■ **Document**
----------------------------------------

We recognize that “governmental unit,” as used in sec. 103(b)(3)(A), has a limited meaning. See sec. 1.103-7(b)(2), Income Tax Regs., and pp. 559-561 infra. Nonetheless, given the policy behind sec. 103(b) and the use of the modifier “any” as opposed to “exempt,” we believe this construction of “person” is appropriate.

Similarly, we believe the term “any trade or business” is broad enough to include the activities of the Federal Government. While a narrow construction of “trade or business” might be appropriate in determining the deductibility of business expenses (sec. 162(a)) or interpreting the scope of a charitable organization's exemption from tax (see, e.g., sec. 1.513-1(b), Income Tax Regs.), it would not be so here. Again, the use of the word “any” preceding “trade or business” is indicative of a broader construction of the entire phrase. See above. We therefore conclude that the definition of IDBs in section 103(b)(2) does include bonds otherwise meeting the definition whose proceeds are to be used by (an agency of) the United States.

Were we to conclude that the United States either was not “any person” or not engaged in “any trade or business,” respondent would not necessarily prevail. Whether an IDB should be denied exempt status on the “real obligor” theory has never been decided by this or any other court, prior to the enactment of sec. 103(b). Furthermore, it is possible that Congress in enacting sec. 103(b) has completely preempted the use of this theory with respect to revenue bonds generally and not just IDBs. Cf. p. 555 supra.

----------------------------------------

■ **Exercise brief**
Could you carry the passage on industrial development bonds forward, picking up right after its final sentence?

----------------------------------------

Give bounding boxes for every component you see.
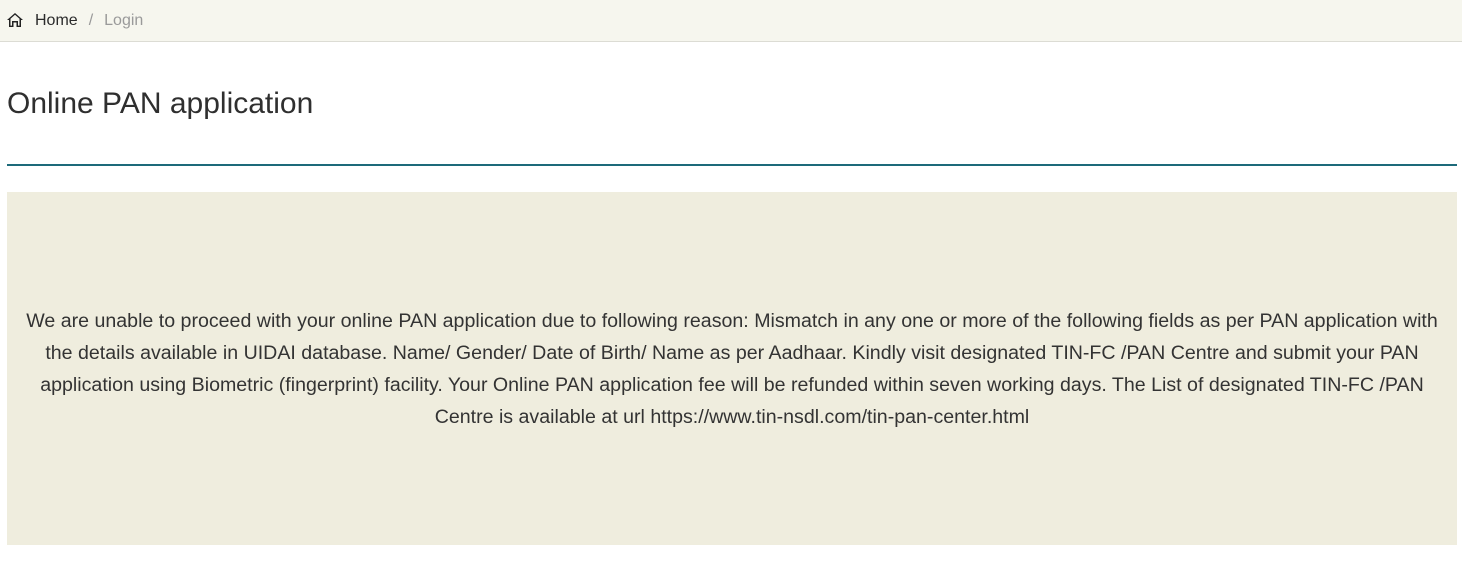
breadcrumb: Home / Login	[0, 0, 1462, 42]
page-title: Online PAN application	[7, 87, 314, 120]
home-icon[interactable]	[7, 12, 23, 27]
breadcrumb-home-link[interactable]: Home	[35, 12, 78, 30]
breadcrumb-current: Login	[104, 11, 144, 29]
breadcrumb-separator: /	[88, 11, 94, 29]
message-panel: We are unable to proceed with your onlin…	[7, 192, 1457, 545]
title-divider	[7, 164, 1457, 166]
error-message: We are unable to proceed with your onlin…	[26, 309, 1438, 428]
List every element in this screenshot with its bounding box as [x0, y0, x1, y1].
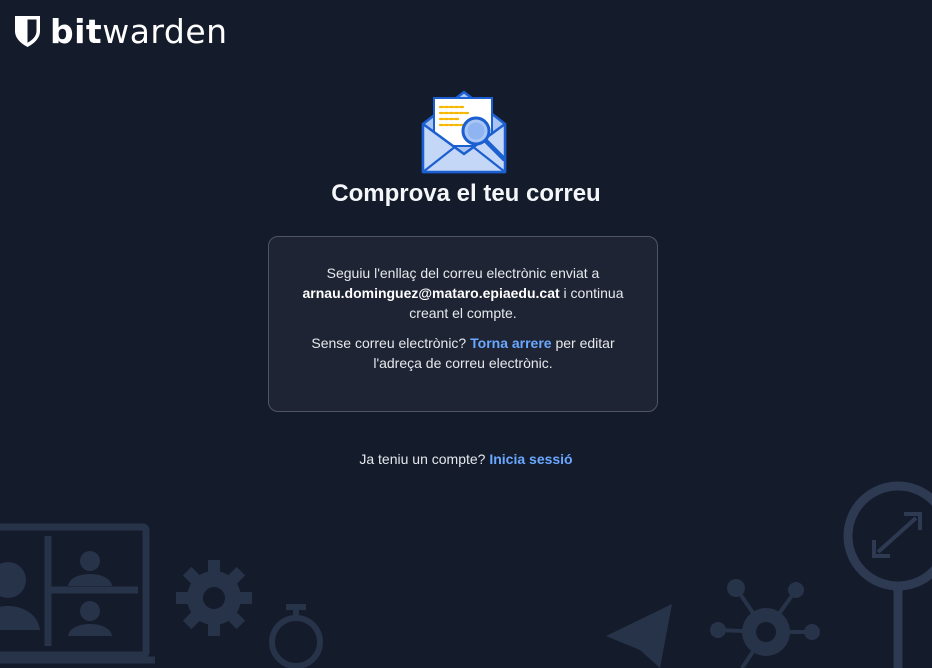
check-email-card: Seguiu l'enllaç del correu electrònic en… — [268, 236, 658, 412]
page-title: Comprova el teu correu — [331, 180, 601, 207]
bitwarden-logo: bitwarden — [14, 14, 228, 48]
brand-wordmark: bitwarden — [50, 11, 228, 51]
envelope-magnifier-icon — [421, 90, 507, 174]
instructions-prefix: Seguiu l'enllaç del correu electrònic en… — [326, 265, 600, 281]
bitwarden-shield-icon — [15, 15, 40, 47]
gear-icon — [176, 560, 252, 636]
login-prompt: Ja teniu un compte? Inicia sessió — [0, 449, 932, 469]
go-back-link[interactable]: Torna arrere — [470, 335, 551, 351]
no-email-text: Sense correu electrònic? Torna arrere pe… — [299, 333, 627, 373]
login-prompt-text: Ja teniu un compte? — [359, 451, 486, 467]
instructions-text: Seguiu l'enllaç del correu electrònic en… — [299, 263, 627, 323]
email-address: arnau.dominguez@mataro.epiaedu.cat — [302, 285, 560, 301]
background-illustration — [0, 481, 932, 668]
no-email-prefix: Sense correu electrònic? — [311, 335, 467, 351]
login-link[interactable]: Inicia sessió — [489, 451, 572, 467]
registration-page: bitwarden Comprova el teu correu Seguiu … — [0, 0, 932, 668]
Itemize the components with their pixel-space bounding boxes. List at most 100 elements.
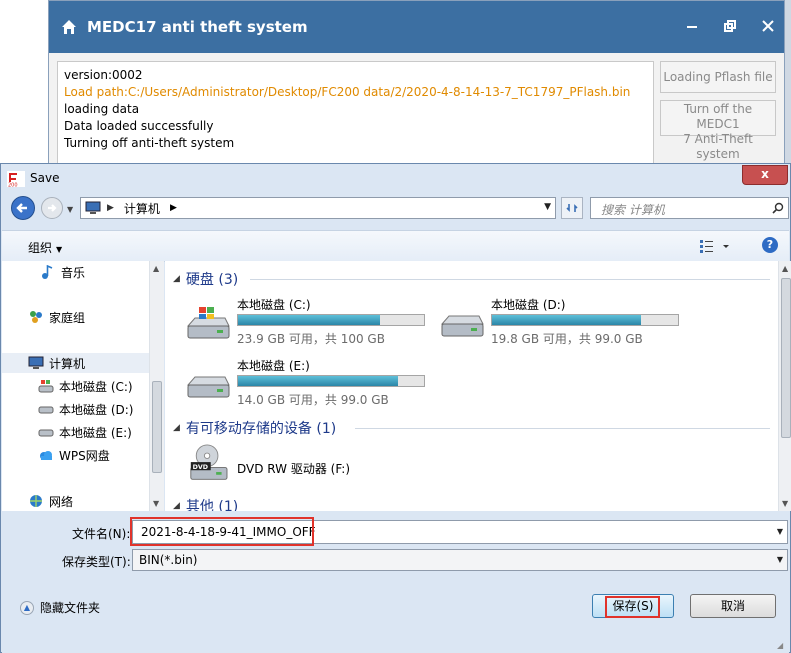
drive-icon xyxy=(38,429,54,437)
scrollbar-thumb[interactable] xyxy=(781,278,791,438)
group-header-removable[interactable]: ◢ 有可移动存储的设备 (1) xyxy=(173,418,336,438)
scroll-down-icon[interactable]: ▼ xyxy=(153,499,159,508)
drive-usage-bar xyxy=(237,314,425,326)
drive-usage-fill xyxy=(238,376,398,386)
minimize-icon[interactable] xyxy=(685,19,699,33)
drive-tile-e[interactable]: 本地磁盘 (E:) 14.0 GB 可用，共 99.0 GB xyxy=(185,357,435,411)
nav-item-music[interactable]: 音乐 xyxy=(2,262,149,282)
nav-item-drive-c[interactable]: 本地磁盘 (C:) xyxy=(2,376,149,396)
nav-item-label: 本地磁盘 (D:) xyxy=(59,402,134,417)
collapse-up-icon: ▲ xyxy=(20,600,34,615)
hide-folders-label: 隐藏文件夹 xyxy=(40,601,101,615)
nav-item-wps-cloud[interactable]: WPS网盘 xyxy=(2,445,149,465)
hide-folders-button[interactable]: ▲ 隐藏文件夹 xyxy=(20,599,100,616)
collapse-icon[interactable]: ◢ xyxy=(173,423,180,433)
drive-name: DVD RW 驱动器 (F:) xyxy=(237,462,351,476)
drive-tile-d[interactable]: 本地磁盘 (D:) 19.8 GB 可用，共 99.0 GB xyxy=(439,296,689,350)
navigation-pane: 音乐 家庭组 计算机 本地磁盘 (C:) 本地磁盘 (D:) 本地磁盘 (E:)… xyxy=(2,261,149,511)
group-header-other[interactable]: ◢ 其他 (1) xyxy=(173,496,238,511)
filename-highlight-annotation xyxy=(130,517,314,546)
nav-item-label: 家庭组 xyxy=(49,310,86,325)
back-arrow-icon xyxy=(16,203,27,213)
nav-item-network[interactable]: 网络 xyxy=(2,491,149,511)
navigation-scrollbar[interactable]: ▲ ▼ xyxy=(149,261,164,511)
drive-c-icon xyxy=(38,380,54,393)
group-header-hard-disks[interactable]: ◢ 硬盘 (3) xyxy=(173,269,238,289)
drive-icon xyxy=(440,315,484,337)
navigation-bar: ▼ ▶ 计算机 ▶ ▼ 搜索 计算机 xyxy=(1,192,790,228)
forward-arrow-icon xyxy=(48,204,57,212)
organize-chevron-down-icon: ▼ xyxy=(56,245,63,254)
app-title: MEDC17 anti theft system xyxy=(87,18,308,36)
address-dropdown-icon[interactable]: ▼ xyxy=(544,202,551,212)
nav-item-label: WPS网盘 xyxy=(59,448,110,463)
dialog-title-bar: 200 Save x xyxy=(1,164,790,192)
nav-item-homegroup[interactable]: 家庭组 xyxy=(2,307,149,327)
log-line: Data loaded successfully xyxy=(64,119,214,133)
log-line: version:0002 xyxy=(64,68,143,82)
computer-icon xyxy=(85,201,101,214)
app-logo-icon: 200 xyxy=(7,171,25,187)
drive-free-space: 14.0 GB 可用，共 99.0 GB xyxy=(237,393,389,407)
scrollbar-thumb[interactable] xyxy=(152,381,162,473)
file-view-scrollbar[interactable]: ▲ ▼ xyxy=(778,261,791,511)
breadcrumb-chevron-icon[interactable]: ▶ xyxy=(170,203,177,213)
anti-theft-app-window: MEDC17 anti theft system version:0002 Lo… xyxy=(48,0,785,171)
drive-name: 本地磁盘 (D:) xyxy=(491,298,566,312)
drive-usage-bar xyxy=(491,314,679,326)
group-divider xyxy=(250,279,770,280)
group-divider xyxy=(355,428,770,429)
organize-menu[interactable]: 组织 ▼ xyxy=(28,239,62,256)
drive-usage-bar xyxy=(237,375,425,387)
dvd-drive-icon: DVD xyxy=(190,444,228,480)
filetype-dropdown-icon[interactable]: ▼ xyxy=(777,555,783,564)
drive-tile-dvd[interactable]: DVD DVD RW 驱动器 (F:) xyxy=(185,444,435,498)
turn-off-anti-theft-button[interactable]: Turn off the MEDC1 7 Anti-Theft system xyxy=(660,100,776,161)
recent-locations-chevron-icon[interactable]: ▼ xyxy=(67,205,75,214)
homegroup-icon xyxy=(30,311,42,323)
scroll-up-icon[interactable]: ▲ xyxy=(153,264,159,273)
restore-icon[interactable] xyxy=(723,19,737,33)
load-pflash-button[interactable]: Loading Pflash file xyxy=(660,61,776,93)
log-line: Turning off anti-theft system xyxy=(64,136,235,150)
close-icon[interactable] xyxy=(761,19,775,33)
search-box[interactable]: 搜索 计算机 xyxy=(590,197,789,219)
search-placeholder: 搜索 计算机 xyxy=(601,203,665,217)
nav-item-drive-e[interactable]: 本地磁盘 (E:) xyxy=(2,422,149,442)
log-output: version:0002 Load path:C:/Users/Administ… xyxy=(57,61,654,171)
address-bar[interactable]: ▶ 计算机 ▶ ▼ xyxy=(80,197,556,219)
help-icon[interactable]: ? xyxy=(762,237,778,253)
change-view-icon[interactable] xyxy=(699,238,731,254)
refresh-button[interactable] xyxy=(561,197,583,219)
drive-icon xyxy=(38,406,54,414)
filetype-select[interactable]: BIN(*.bin) ▼ xyxy=(132,549,788,571)
scroll-down-icon[interactable]: ▼ xyxy=(782,499,788,508)
drive-tile-c[interactable]: 本地磁盘 (C:) 23.9 GB 可用，共 100 GB xyxy=(185,296,435,350)
nav-item-drive-d[interactable]: 本地磁盘 (D:) xyxy=(2,399,149,419)
app-title-bar: MEDC17 anti theft system xyxy=(49,1,784,53)
drive-usage-fill xyxy=(492,315,641,325)
home-icon[interactable] xyxy=(61,19,77,35)
filename-label: 文件名(N): xyxy=(72,527,131,541)
address-path[interactable]: 计算机 xyxy=(124,200,160,217)
group-label: 其他 (1) xyxy=(185,499,239,511)
computer-icon xyxy=(28,356,44,369)
resize-grip-icon[interactable]: ◢ xyxy=(777,641,787,651)
cancel-button[interactable]: 取消 xyxy=(690,594,776,618)
nav-item-label: 网络 xyxy=(49,494,74,509)
organize-label: 组织 xyxy=(28,241,53,255)
back-button[interactable] xyxy=(11,196,35,220)
refresh-icon xyxy=(566,204,578,212)
search-icon[interactable] xyxy=(772,202,784,214)
nav-item-computer[interactable]: 计算机 xyxy=(2,353,149,373)
dialog-title: Save xyxy=(30,171,60,185)
forward-button[interactable] xyxy=(41,197,63,219)
scroll-up-icon[interactable]: ▲ xyxy=(782,264,788,273)
collapse-icon[interactable]: ◢ xyxy=(173,501,180,511)
log-line-load-path: Load path:C:/Users/Administrator/Desktop… xyxy=(64,85,631,99)
log-line: loading data xyxy=(64,102,140,116)
dialog-close-button[interactable]: x xyxy=(742,165,788,185)
collapse-icon[interactable]: ◢ xyxy=(173,274,180,284)
filename-dropdown-icon[interactable]: ▼ xyxy=(777,527,783,536)
breadcrumb-chevron-icon[interactable]: ▶ xyxy=(107,203,114,213)
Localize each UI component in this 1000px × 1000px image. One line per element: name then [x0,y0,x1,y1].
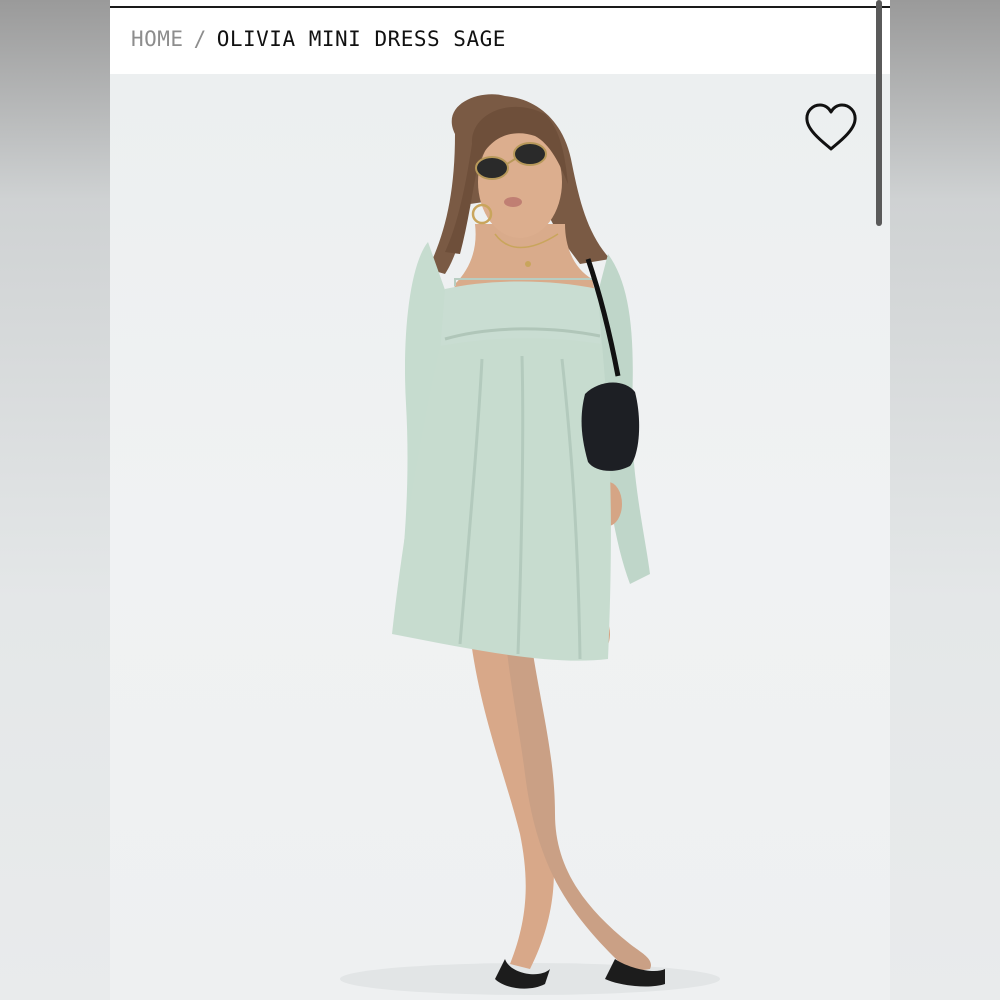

----------------------------------------

■ **Expected answer**
Second, we find the silence in the legislative history regarding uses by the Federal Government of IDBs to be as consistent with petitioner's view of the statute as with the view urged by respondent. The basic thrust of section 103(b) is to codify the “real obligor” theory but with specified modifications and exceptions. In terms of who is a “real obligor,” that section draws no distinction between bonds of the United States as opposed to those of a private corporation, and we see no basis for concluding that such a distinction should be judicially constructed. The fact of the matter is that, although there has been a long-standing policy that the United States will not issue tax-exempt bonds, there has been an even longer standing policy that corporate or noncorporate business entities may not issue tax-exempt bonds, either. Compare section 61(a)(4) of the Code with section II(B) of the Revenue Act of 1913, Pub. L. 63-16, 38 Stat. 167.

See also the Act of Aug. 27, 1894, ch. 349, sec. 28, 28 Stat. 553; Act of July 1, 1862, ch. 119, secs. 90-91, 12 Stat. 473. Cf. Act of Aug. 5, 1861, ch. 45, sec. 49, 12 Stat. 309.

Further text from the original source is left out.